Challenge: Leave out the images; return the rest of the data exactly.

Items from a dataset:
+---+

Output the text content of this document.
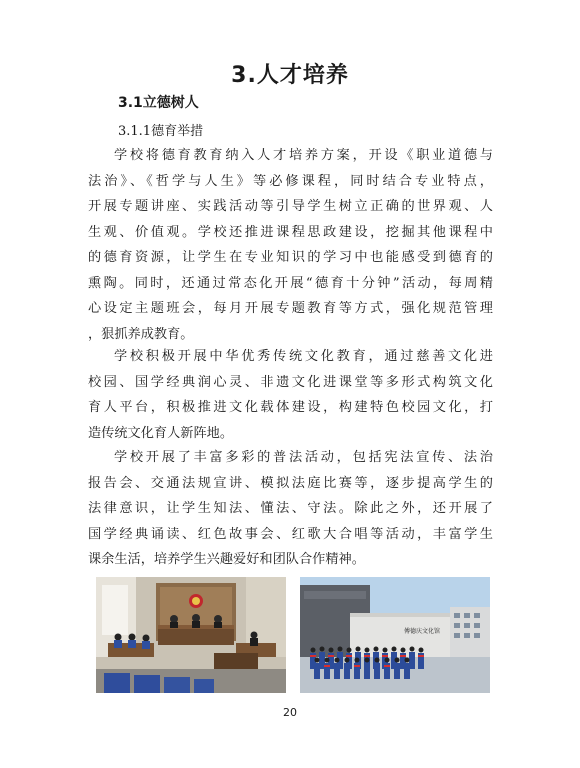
3.人才培养
3.1立德树人
3.1.1德育举措
学校将德育教育纳入人才培养方案，开设《职业道德与
法治》、《哲学与人生》等必修课程，同时结合专业特点，
开展专题讲座、实践活动等引导学生树立正确的世界观、人
生观、价值观。学校还推进课程思政建设，挖掘其他课程中
的德育资源，让学生在专业知识的学习中也能感受到德育的
熏陶。同时，还通过常态化开展“德育十分钟”活动，每周精
心设定主题班会，每月开展专题教育等方式，强化规范管理
，狠抓养成教育。
学校积极开展中华优秀传统文化教育，通过慈善文化进
校园、国学经典润心灵、非遗文化进课堂等多形式构筑文化
育人平台，积极推进文化载体建设，构建特色校园文化，打
造传统文化育人新阵地。
学校开展了丰富多彩的普法活动，包括宪法宣传、法治
报告会、交通法规宣讲、模拟法庭比赛等，逐步提高学生的
法律意识，让学生知法、懂法、守法。除此之外，还开展了
国学经典诵读、红色故事会、红歌大合唱等活动，丰富学生
课余生活，培养学生兴趣爱好和团队合作精神。
傅德庆文化馆
20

+---+

Result for this exercise:
Output the text content of this document.
3.人才培养
3.1立德树人
3.1.1德育举措
学校将德育教育纳入人才培养方案，开设《职业道德与
法治》、《哲学与人生》等必修课程，同时结合专业特点，
开展专题讲座、实践活动等引导学生树立正确的世界观、人
生观、价值观。学校还推进课程思政建设，挖掘其他课程中
的德育资源，让学生在专业知识的学习中也能感受到德育的
熏陶。同时，还通过常态化开展“德育十分钟”活动，每周精
心设定主题班会，每月开展专题教育等方式，强化规范管理
，狠抓养成教育。
学校积极开展中华优秀传统文化教育，通过慈善文化进
校园、国学经典润心灵、非遗文化进课堂等多形式构筑文化
育人平台，积极推进文化载体建设，构建特色校园文化，打
造传统文化育人新阵地。
学校开展了丰富多彩的普法活动，包括宪法宣传、法治
报告会、交通法规宣讲、模拟法庭比赛等，逐步提高学生的
法律意识，让学生知法、懂法、守法。除此之外，还开展了
国学经典诵读、红色故事会、红歌大合唱等活动，丰富学生
课余生活，培养学生兴趣爱好和团队合作精神。
傅德庆文化馆
20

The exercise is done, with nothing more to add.